### PROBLEM TO SOLVE
Can you copy the listing below line for line, without any changes, leaving out the pictures?

### ROWS
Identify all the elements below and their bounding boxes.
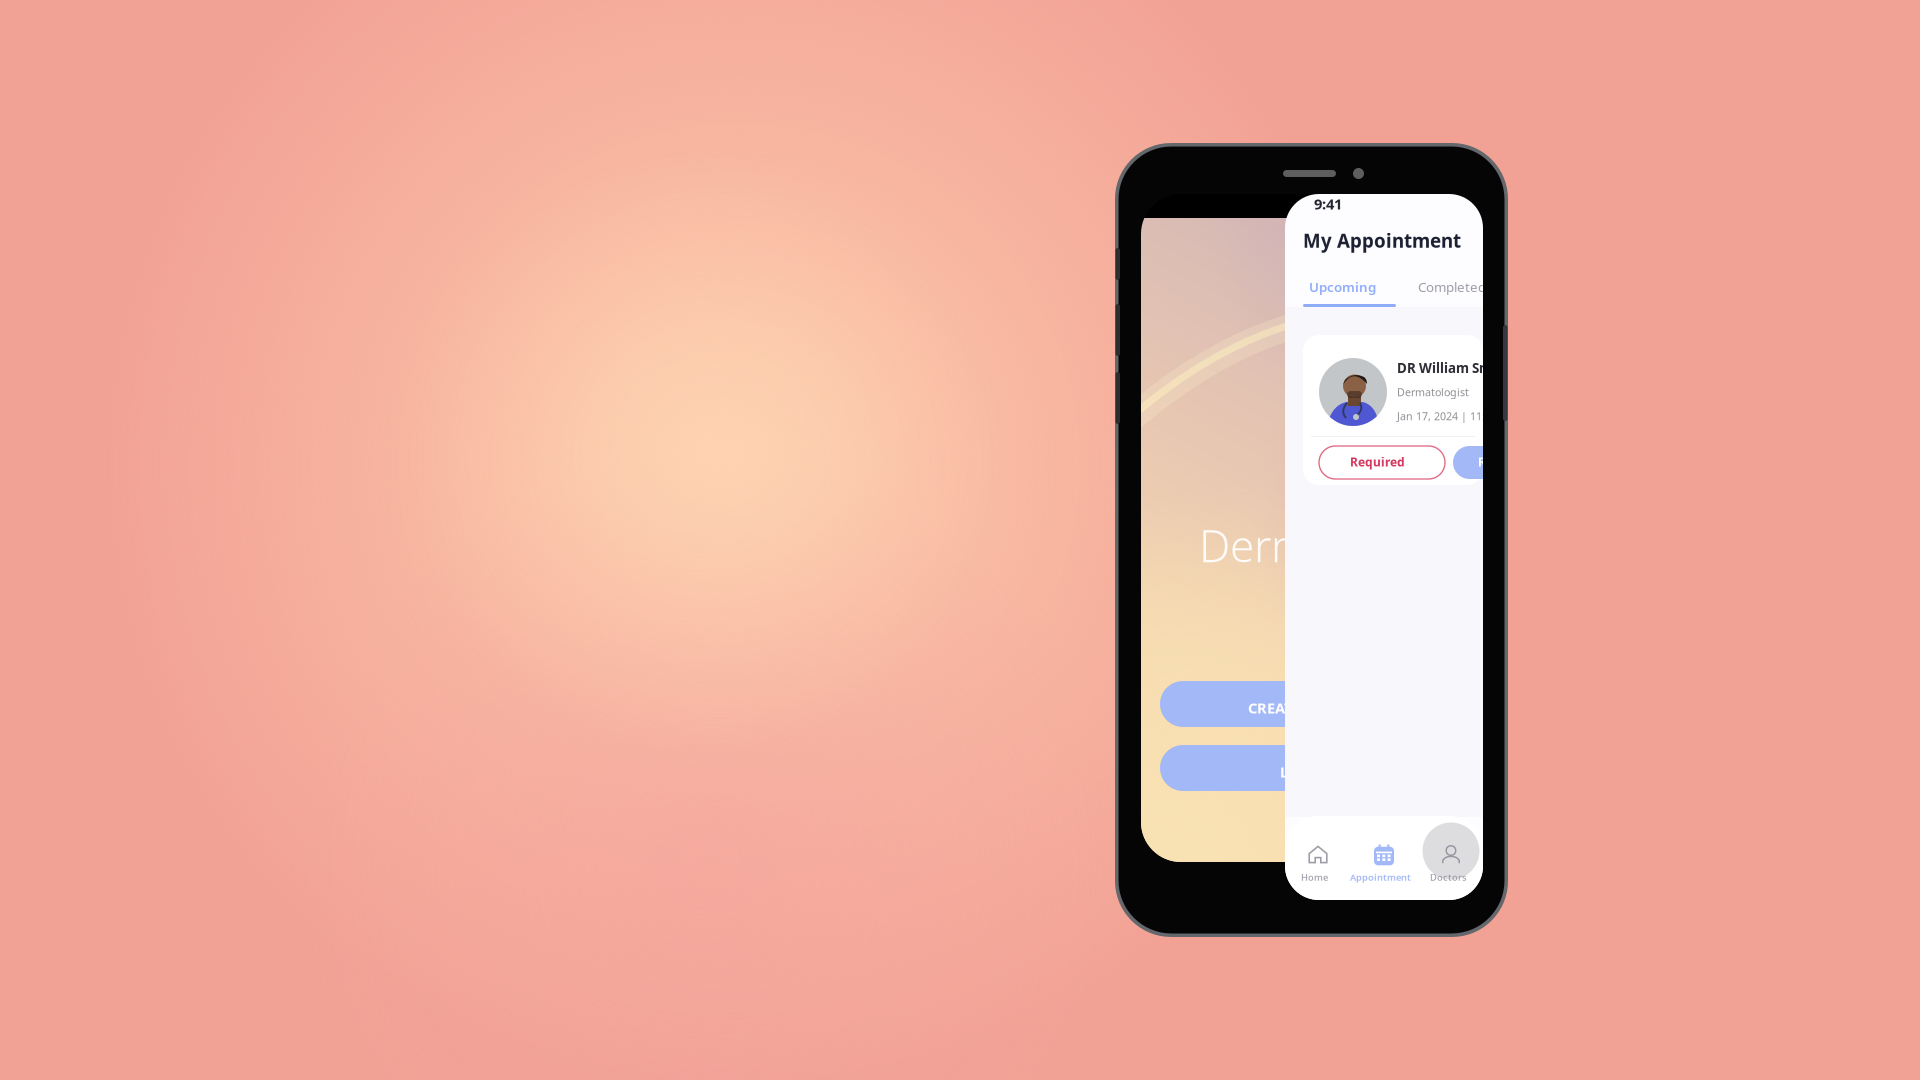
staticText: Reschedule xyxy=(1478,454,1547,470)
staticText: 9:41 xyxy=(1314,194,1342,214)
button[interactable]: Reschedule xyxy=(1453,446,1579,479)
button[interactable]: Upcoming xyxy=(1303,271,1396,305)
button[interactable]: LOG IN xyxy=(1160,745,1438,791)
button[interactable]: Home xyxy=(1294,835,1342,891)
staticText: Home xyxy=(1301,871,1328,883)
staticText: DR William Smith xyxy=(1397,359,1511,377)
staticText: Completed xyxy=(1418,278,1486,296)
staticText: Jan 17, 2024 | 11:00 xyxy=(1397,409,1497,423)
staticText: LOG IN xyxy=(1280,762,1333,782)
staticText: Upcoming xyxy=(1309,278,1376,296)
button[interactable]: Doctors xyxy=(1425,835,1477,891)
staticText: Required xyxy=(1350,454,1405,470)
staticText: CREATE ACCOUNT xyxy=(1248,698,1375,718)
staticText: Derma xyxy=(1199,516,1334,574)
staticText: My Appointment xyxy=(1303,228,1461,253)
button[interactable]: Required xyxy=(1319,446,1445,479)
button[interactable]: Appointment xyxy=(1347,835,1421,891)
button[interactable]: Completed xyxy=(1416,271,1519,305)
staticText: Appointment xyxy=(1350,871,1411,883)
staticText: Dermatologist xyxy=(1397,385,1469,399)
staticText: Doctors xyxy=(1430,871,1467,883)
button[interactable]: CREATE ACCOUNT xyxy=(1160,681,1438,727)
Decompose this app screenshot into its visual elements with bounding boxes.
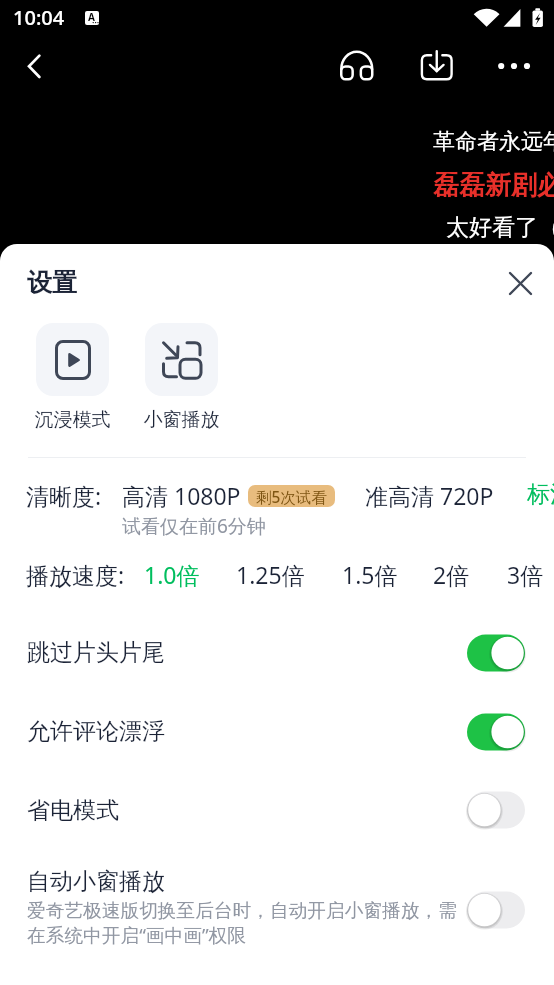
button[interactable]: 省电模式 <box>0 776 554 844</box>
button[interactable]: Download <box>410 40 462 90</box>
staticText: 剩5次试看 <box>256 486 327 507</box>
staticText: 革命者永远年轻 <box>433 128 554 156</box>
staticText: 2倍 <box>433 559 470 590</box>
button[interactable]: Picture in picture <box>145 323 218 396</box>
button[interactable]: More options <box>492 44 537 88</box>
staticText: 10:04 <box>13 4 65 31</box>
button[interactable]: 自动小窗播放 <box>0 855 554 955</box>
button[interactable]: 允许评论漂浮 <box>0 698 554 766</box>
staticText: 高清 1080P <box>122 480 241 511</box>
staticText: 沉浸模式 <box>31 408 114 432</box>
staticText: 准高清 720P <box>365 480 494 511</box>
staticText: 试看仅在前6分钟 <box>122 513 266 539</box>
staticText: 播放速度: <box>26 559 125 590</box>
button[interactable]: Immersive mode <box>36 323 109 396</box>
button[interactable]: Close <box>498 261 542 305</box>
staticText: 小窗播放 <box>140 408 223 432</box>
staticText: 太好看了（哈 <box>446 213 554 242</box>
staticText: 跳过片头片尾 <box>27 638 165 667</box>
staticText: 清晰度: <box>26 480 102 511</box>
staticText: 自动小窗播放 <box>27 867 165 896</box>
staticText: 设置 <box>27 267 77 298</box>
staticText: 允许评论漂浮 <box>27 717 165 746</box>
staticText: 1.25倍 <box>236 559 305 590</box>
staticText: 标清 <box>527 480 554 509</box>
button[interactable]: Back <box>6 44 50 88</box>
staticText: 省电模式 <box>27 796 119 825</box>
button[interactable]: 跳过片头片尾 <box>0 619 554 687</box>
staticText: A <box>88 11 95 24</box>
staticText: 爱奇艺极速版切换至后台时，自动开启小窗播放，需 在系统中开启“画中画”权限 <box>27 899 457 947</box>
staticText: 1.0倍 <box>144 559 200 590</box>
button[interactable]: Audio mode <box>335 44 379 88</box>
staticText: 1.5倍 <box>342 559 398 590</box>
staticText: 磊磊新剧必看啊 <box>433 169 554 202</box>
staticText: 3倍 <box>507 559 544 590</box>
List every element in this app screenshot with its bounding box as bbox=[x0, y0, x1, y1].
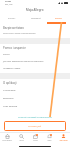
staticText: Oceń aplikację bbox=[3, 105, 18, 108]
staticText: WYLOGUJ SIĘ bbox=[28, 125, 42, 128]
staticText: Oferty bbox=[47, 140, 52, 142]
button[interactable]: Koszyk bbox=[28, 133, 42, 142]
staticText: Strona główna bbox=[2, 140, 12, 142]
staticText: pon, 3 cze bbox=[5, 3, 13, 5]
button[interactable]: Akademia Allegro bbox=[0, 65, 70, 72]
button[interactable]: ZAKUPY bbox=[0, 13, 24, 23]
staticText: O programie bbox=[3, 89, 16, 92]
button[interactable]: SPRZEDAŻ bbox=[24, 13, 47, 23]
button[interactable]: Moje Allegro bbox=[56, 133, 70, 142]
staticText: 12:30 bbox=[5, 0, 11, 3]
staticText: Moje Allegro bbox=[59, 140, 68, 142]
staticText: Jak robić bezpiecznie zakupy w interneci… bbox=[3, 60, 44, 63]
staticText: Akademia Allegro bbox=[3, 67, 21, 70]
staticText: Pomoc bbox=[3, 53, 10, 56]
staticText: O aplikacji bbox=[3, 81, 17, 85]
staticText: Moja Allegro bbox=[26, 8, 44, 12]
staticText: SPRZEDAŻ bbox=[31, 17, 41, 20]
button[interactable]: KONTO bbox=[47, 13, 70, 23]
staticText: ZAKUPY bbox=[8, 17, 16, 20]
button[interactable]: O programie bbox=[0, 86, 70, 94]
staticText: Zmień hasło i zadbaj o bezpieczeństwo bbox=[3, 32, 36, 34]
button[interactable]: WYCZYŚĆ HISTORIĘ WYSZUKIWANIA bbox=[0, 115, 70, 119]
staticText: Koszyk bbox=[33, 140, 38, 142]
button[interactable]: Pomoc bbox=[0, 51, 70, 58]
button[interactable]: Jak robić bezpiecznie zakupy w interneci… bbox=[0, 58, 70, 65]
staticText: Regulamin bbox=[3, 97, 14, 100]
staticText: Bezpieczeństwo bbox=[3, 26, 24, 30]
staticText: Szukaj bbox=[19, 140, 24, 142]
button[interactable]: Oferty bbox=[42, 133, 56, 142]
button[interactable]: Regulamin bbox=[0, 94, 70, 102]
button[interactable]: Szukaj bbox=[14, 133, 28, 142]
staticText: WYCZYŚĆ HISTORIĘ WYSZUKIWANIA bbox=[18, 116, 52, 119]
staticText: Pomoc i wsparcie bbox=[3, 46, 26, 50]
staticText: KONTO bbox=[55, 17, 62, 20]
button[interactable]: Strona główna bbox=[0, 133, 14, 142]
button[interactable]: WYLOGUJ SIĘ bbox=[4, 121, 66, 131]
button[interactable]: Oceń aplikację bbox=[0, 102, 70, 110]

### ANSWER FOR THE TASK
Identify all the elements below and their bounding boxes.
staticText: Reschedule xyxy=(1478,454,1547,470)
staticText: 9:41 xyxy=(1314,194,1342,214)
button[interactable]: Reschedule xyxy=(1453,446,1579,479)
button[interactable]: Upcoming xyxy=(1303,271,1396,305)
button[interactable]: LOG IN xyxy=(1160,745,1438,791)
button[interactable]: Home xyxy=(1294,835,1342,891)
staticText: Home xyxy=(1301,871,1328,883)
staticText: DR William Smith xyxy=(1397,359,1511,377)
staticText: Completed xyxy=(1418,278,1486,296)
staticText: Jan 17, 2024 | 11:00 xyxy=(1397,409,1497,423)
staticText: LOG IN xyxy=(1280,762,1333,782)
staticText: Upcoming xyxy=(1309,278,1376,296)
button[interactable]: Doctors xyxy=(1425,835,1477,891)
staticText: Required xyxy=(1350,454,1405,470)
staticText: CREATE ACCOUNT xyxy=(1248,698,1375,718)
staticText: Derma xyxy=(1199,516,1334,574)
staticText: My Appointment xyxy=(1303,228,1461,253)
button[interactable]: Required xyxy=(1319,446,1445,479)
button[interactable]: Appointment xyxy=(1347,835,1421,891)
button[interactable]: Completed xyxy=(1416,271,1519,305)
staticText: Appointment xyxy=(1350,871,1411,883)
staticText: Dermatologist xyxy=(1397,385,1469,399)
staticText: Doctors xyxy=(1430,871,1467,883)
button[interactable]: CREATE ACCOUNT xyxy=(1160,681,1438,727)
Decompose this app screenshot into its visual elements with bounding boxes.
button[interactable]: 省电模式 <box>0 776 554 844</box>
button[interactable]: Download <box>410 40 462 90</box>
staticText: 剩5次试看 <box>256 486 327 507</box>
staticText: 革命者永远年轻 <box>433 128 554 156</box>
staticText: 2倍 <box>433 559 470 590</box>
button[interactable]: Picture in picture <box>145 323 218 396</box>
button[interactable]: More options <box>492 44 537 88</box>
staticText: 10:04 <box>13 4 65 31</box>
button[interactable]: 自动小窗播放 <box>0 855 554 955</box>
button[interactable]: 允许评论漂浮 <box>0 698 554 766</box>
staticText: 高清 1080P <box>122 480 241 511</box>
staticText: 沉浸模式 <box>31 408 114 432</box>
staticText: 准高清 720P <box>365 480 494 511</box>
staticText: 试看仅在前6分钟 <box>122 513 266 539</box>
staticText: 播放速度: <box>26 559 125 590</box>
button[interactable]: Immersive mode <box>36 323 109 396</box>
button[interactable]: Close <box>498 261 542 305</box>
staticText: 小窗播放 <box>140 408 223 432</box>
staticText: 太好看了（哈 <box>446 213 554 242</box>
staticText: 跳过片头片尾 <box>27 638 165 667</box>
staticText: 清晰度: <box>26 480 102 511</box>
staticText: 自动小窗播放 <box>27 867 165 896</box>
staticText: 设置 <box>27 267 77 298</box>
staticText: 允许评论漂浮 <box>27 717 165 746</box>
staticText: 1.25倍 <box>236 559 305 590</box>
staticText: 标清 <box>527 480 554 509</box>
button[interactable]: Back <box>6 44 50 88</box>
staticText: 省电模式 <box>27 796 119 825</box>
button[interactable]: 跳过片头片尾 <box>0 619 554 687</box>
staticText: A <box>88 11 95 24</box>
staticText: 爱奇艺极速版切换至后台时，自动开启小窗播放，需 在系统中开启“画中画”权限 <box>27 899 457 947</box>
staticText: 1.0倍 <box>144 559 200 590</box>
button[interactable]: Audio mode <box>335 44 379 88</box>
staticText: 1.5倍 <box>342 559 398 590</box>
staticText: 磊磊新剧必看啊 <box>433 169 554 202</box>
staticText: 3倍 <box>507 559 544 590</box>
List every element in this app screenshot with its bounding box as bbox=[x0, y0, x1, y1].
staticText: Oceń aplikację bbox=[3, 105, 18, 108]
staticText: WYLOGUJ SIĘ bbox=[28, 125, 42, 128]
staticText: Oferty bbox=[47, 140, 52, 142]
button[interactable]: Koszyk bbox=[28, 133, 42, 142]
staticText: Strona główna bbox=[2, 140, 12, 142]
staticText: pon, 3 cze bbox=[5, 3, 13, 5]
button[interactable]: Akademia Allegro bbox=[0, 65, 70, 72]
button[interactable]: ZAKUPY bbox=[0, 13, 24, 23]
staticText: O programie bbox=[3, 89, 16, 92]
button[interactable]: SPRZEDAŻ bbox=[24, 13, 47, 23]
button[interactable]: Moje Allegro bbox=[56, 133, 70, 142]
staticText: 12:30 bbox=[5, 0, 11, 3]
staticText: Moje Allegro bbox=[59, 140, 68, 142]
staticText: Jak robić bezpiecznie zakupy w interneci… bbox=[3, 60, 44, 63]
staticText: Akademia Allegro bbox=[3, 67, 21, 70]
staticText: Pomoc bbox=[3, 53, 10, 56]
staticText: O aplikacji bbox=[3, 81, 17, 85]
staticText: Moja Allegro bbox=[26, 8, 44, 12]
staticText: SPRZEDAŻ bbox=[31, 17, 41, 20]
button[interactable]: KONTO bbox=[47, 13, 70, 23]
staticText: ZAKUPY bbox=[8, 17, 16, 20]
button[interactable]: O programie bbox=[0, 86, 70, 94]
staticText: Zmień hasło i zadbaj o bezpieczeństwo bbox=[3, 32, 36, 34]
button[interactable]: WYCZYŚĆ HISTORIĘ WYSZUKIWANIA bbox=[0, 115, 70, 119]
staticText: Koszyk bbox=[33, 140, 38, 142]
button[interactable]: Pomoc bbox=[0, 51, 70, 58]
button[interactable]: Jak robić bezpiecznie zakupy w interneci… bbox=[0, 58, 70, 65]
staticText: Regulamin bbox=[3, 97, 14, 100]
staticText: Bezpieczeństwo bbox=[3, 26, 24, 30]
staticText: Szukaj bbox=[19, 140, 24, 142]
button[interactable]: Oferty bbox=[42, 133, 56, 142]
button[interactable]: Regulamin bbox=[0, 94, 70, 102]
button[interactable]: Szukaj bbox=[14, 133, 28, 142]
staticText: WYCZYŚĆ HISTORIĘ WYSZUKIWANIA bbox=[18, 116, 52, 119]
staticText: Pomoc i wsparcie bbox=[3, 46, 26, 50]
staticText: KONTO bbox=[55, 17, 62, 20]
button[interactable]: Strona główna bbox=[0, 133, 14, 142]
button[interactable]: WYLOGUJ SIĘ bbox=[4, 121, 66, 131]
button[interactable]: Oceń aplikację bbox=[0, 102, 70, 110]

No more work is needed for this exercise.